:: The task ::
Copy each line where the word "date" occurs.

A block of data
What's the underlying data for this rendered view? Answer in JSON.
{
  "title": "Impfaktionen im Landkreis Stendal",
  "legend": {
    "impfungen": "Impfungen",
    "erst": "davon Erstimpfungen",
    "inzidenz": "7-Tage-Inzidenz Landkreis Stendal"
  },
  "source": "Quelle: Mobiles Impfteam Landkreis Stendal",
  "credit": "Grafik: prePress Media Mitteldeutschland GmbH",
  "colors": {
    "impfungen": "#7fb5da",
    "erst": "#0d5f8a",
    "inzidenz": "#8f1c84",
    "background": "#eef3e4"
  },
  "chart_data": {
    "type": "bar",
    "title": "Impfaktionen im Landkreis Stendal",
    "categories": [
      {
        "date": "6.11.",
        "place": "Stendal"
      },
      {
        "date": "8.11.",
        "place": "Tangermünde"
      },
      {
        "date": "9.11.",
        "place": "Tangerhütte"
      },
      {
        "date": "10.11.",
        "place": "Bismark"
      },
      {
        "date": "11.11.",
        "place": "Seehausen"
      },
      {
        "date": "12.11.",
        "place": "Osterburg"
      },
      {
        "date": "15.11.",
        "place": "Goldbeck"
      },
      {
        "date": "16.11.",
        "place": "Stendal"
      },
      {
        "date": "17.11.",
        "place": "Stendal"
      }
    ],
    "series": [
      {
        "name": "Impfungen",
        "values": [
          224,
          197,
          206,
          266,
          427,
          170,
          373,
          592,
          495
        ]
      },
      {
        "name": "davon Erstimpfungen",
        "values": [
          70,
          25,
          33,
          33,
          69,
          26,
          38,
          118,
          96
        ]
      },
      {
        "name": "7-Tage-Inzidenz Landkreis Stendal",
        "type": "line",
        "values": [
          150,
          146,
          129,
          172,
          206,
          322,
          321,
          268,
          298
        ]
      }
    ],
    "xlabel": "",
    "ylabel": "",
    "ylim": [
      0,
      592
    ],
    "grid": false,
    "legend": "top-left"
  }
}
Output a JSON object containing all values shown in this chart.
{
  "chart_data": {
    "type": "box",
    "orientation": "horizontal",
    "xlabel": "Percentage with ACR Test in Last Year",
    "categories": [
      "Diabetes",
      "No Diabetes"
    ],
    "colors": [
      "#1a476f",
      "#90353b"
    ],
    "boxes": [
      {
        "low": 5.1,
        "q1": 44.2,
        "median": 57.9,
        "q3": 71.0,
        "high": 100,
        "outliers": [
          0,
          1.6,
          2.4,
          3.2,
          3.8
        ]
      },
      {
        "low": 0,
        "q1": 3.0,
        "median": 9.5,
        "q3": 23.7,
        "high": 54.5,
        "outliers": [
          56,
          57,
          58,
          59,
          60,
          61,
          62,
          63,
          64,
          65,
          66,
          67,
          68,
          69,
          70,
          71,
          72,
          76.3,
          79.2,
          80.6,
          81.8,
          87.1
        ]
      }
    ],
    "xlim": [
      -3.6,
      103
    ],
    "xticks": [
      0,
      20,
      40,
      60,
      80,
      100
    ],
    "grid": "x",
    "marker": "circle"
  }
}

:: The response ::
        "date": "6.11.",
        "date": "8.11.",
        "date": "9.11.",
        "date": "10.11.",
        "date": "11.11.",
        "date": "12.11.",
        "date": "15.11.",
        "date": "16.11.",
        "date": "17.11.",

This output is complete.